(Stored data)
** Begin **

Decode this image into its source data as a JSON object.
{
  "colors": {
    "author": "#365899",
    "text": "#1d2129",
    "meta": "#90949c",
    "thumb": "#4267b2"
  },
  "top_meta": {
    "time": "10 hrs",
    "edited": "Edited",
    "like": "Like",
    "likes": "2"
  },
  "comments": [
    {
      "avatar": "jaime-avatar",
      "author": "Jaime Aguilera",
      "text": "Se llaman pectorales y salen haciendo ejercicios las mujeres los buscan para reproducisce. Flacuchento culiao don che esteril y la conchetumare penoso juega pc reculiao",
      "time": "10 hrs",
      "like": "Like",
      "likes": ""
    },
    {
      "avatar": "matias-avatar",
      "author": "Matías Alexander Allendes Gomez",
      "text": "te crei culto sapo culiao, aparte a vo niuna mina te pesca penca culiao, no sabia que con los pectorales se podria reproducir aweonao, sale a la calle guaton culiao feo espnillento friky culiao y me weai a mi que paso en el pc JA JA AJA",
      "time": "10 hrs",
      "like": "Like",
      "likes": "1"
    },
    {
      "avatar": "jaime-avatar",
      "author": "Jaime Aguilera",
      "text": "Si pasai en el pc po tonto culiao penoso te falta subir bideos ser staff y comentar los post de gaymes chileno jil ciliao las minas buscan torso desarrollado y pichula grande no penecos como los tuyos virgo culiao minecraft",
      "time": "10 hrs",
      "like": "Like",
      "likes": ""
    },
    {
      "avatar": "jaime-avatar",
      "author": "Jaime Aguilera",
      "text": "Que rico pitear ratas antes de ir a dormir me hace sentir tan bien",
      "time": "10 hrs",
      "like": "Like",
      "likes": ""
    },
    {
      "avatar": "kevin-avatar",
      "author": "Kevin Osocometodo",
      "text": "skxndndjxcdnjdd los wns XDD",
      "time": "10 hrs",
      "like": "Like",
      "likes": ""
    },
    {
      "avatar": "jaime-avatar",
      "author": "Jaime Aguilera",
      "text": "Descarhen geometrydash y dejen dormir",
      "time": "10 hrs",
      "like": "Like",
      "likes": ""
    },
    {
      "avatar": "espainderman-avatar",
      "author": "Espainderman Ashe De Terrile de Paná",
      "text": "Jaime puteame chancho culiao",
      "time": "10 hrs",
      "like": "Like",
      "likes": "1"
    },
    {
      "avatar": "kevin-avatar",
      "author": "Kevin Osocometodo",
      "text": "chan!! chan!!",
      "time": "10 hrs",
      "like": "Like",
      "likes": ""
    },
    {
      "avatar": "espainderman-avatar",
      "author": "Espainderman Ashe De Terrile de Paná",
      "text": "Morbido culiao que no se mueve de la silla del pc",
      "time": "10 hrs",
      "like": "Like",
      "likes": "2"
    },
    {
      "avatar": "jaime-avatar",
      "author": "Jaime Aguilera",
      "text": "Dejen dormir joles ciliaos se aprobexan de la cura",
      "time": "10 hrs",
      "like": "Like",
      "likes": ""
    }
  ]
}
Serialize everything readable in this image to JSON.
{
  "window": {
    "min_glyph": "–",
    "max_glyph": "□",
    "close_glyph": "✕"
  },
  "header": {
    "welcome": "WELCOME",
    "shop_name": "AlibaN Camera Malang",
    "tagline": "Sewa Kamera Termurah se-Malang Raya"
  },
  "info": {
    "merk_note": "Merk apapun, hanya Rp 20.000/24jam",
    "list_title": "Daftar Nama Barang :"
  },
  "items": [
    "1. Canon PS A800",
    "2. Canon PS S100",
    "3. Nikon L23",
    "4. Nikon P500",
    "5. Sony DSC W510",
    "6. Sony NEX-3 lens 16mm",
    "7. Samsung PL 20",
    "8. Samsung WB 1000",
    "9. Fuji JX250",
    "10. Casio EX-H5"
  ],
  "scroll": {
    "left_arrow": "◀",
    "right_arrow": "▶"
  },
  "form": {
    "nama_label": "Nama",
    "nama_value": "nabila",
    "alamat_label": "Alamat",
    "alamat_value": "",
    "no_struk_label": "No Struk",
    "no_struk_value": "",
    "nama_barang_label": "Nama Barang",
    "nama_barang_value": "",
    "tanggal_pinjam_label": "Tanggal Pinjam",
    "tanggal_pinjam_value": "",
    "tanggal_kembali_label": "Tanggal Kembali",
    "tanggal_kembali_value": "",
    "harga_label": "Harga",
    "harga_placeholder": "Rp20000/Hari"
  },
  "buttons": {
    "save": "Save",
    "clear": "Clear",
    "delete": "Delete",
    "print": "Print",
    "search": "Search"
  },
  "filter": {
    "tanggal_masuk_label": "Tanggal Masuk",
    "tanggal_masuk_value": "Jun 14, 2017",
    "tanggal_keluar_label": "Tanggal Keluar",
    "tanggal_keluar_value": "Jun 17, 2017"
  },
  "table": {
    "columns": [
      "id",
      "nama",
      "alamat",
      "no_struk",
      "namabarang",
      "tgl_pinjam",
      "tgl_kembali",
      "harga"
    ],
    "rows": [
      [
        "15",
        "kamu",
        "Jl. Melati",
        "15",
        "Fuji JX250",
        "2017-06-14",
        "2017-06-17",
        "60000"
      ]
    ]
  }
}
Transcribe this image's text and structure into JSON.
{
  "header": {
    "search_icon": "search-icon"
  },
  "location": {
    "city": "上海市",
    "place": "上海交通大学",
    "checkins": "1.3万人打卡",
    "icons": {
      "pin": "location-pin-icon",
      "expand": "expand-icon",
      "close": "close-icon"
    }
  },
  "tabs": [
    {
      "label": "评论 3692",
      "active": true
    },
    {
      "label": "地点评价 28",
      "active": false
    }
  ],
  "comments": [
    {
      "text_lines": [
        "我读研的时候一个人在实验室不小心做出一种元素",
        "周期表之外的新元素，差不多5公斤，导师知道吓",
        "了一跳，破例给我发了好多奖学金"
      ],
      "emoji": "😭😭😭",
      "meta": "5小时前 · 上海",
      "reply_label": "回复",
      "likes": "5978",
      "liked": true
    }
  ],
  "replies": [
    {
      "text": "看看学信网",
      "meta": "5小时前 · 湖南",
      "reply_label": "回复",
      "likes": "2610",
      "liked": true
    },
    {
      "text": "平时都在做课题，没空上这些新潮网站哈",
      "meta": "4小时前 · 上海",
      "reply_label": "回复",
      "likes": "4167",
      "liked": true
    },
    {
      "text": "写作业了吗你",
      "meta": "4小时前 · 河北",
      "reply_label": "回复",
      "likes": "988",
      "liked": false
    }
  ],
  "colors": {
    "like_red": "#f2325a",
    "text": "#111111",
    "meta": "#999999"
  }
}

** End **

*PROBLEM TO WORK ON*
Show every line that contains the word "JSON".

*THE SOLUTION*
Decode this image into its source data as a JSON object.
Serialize everything readable in this image to JSON.
Transcribe this image's text and structure into JSON.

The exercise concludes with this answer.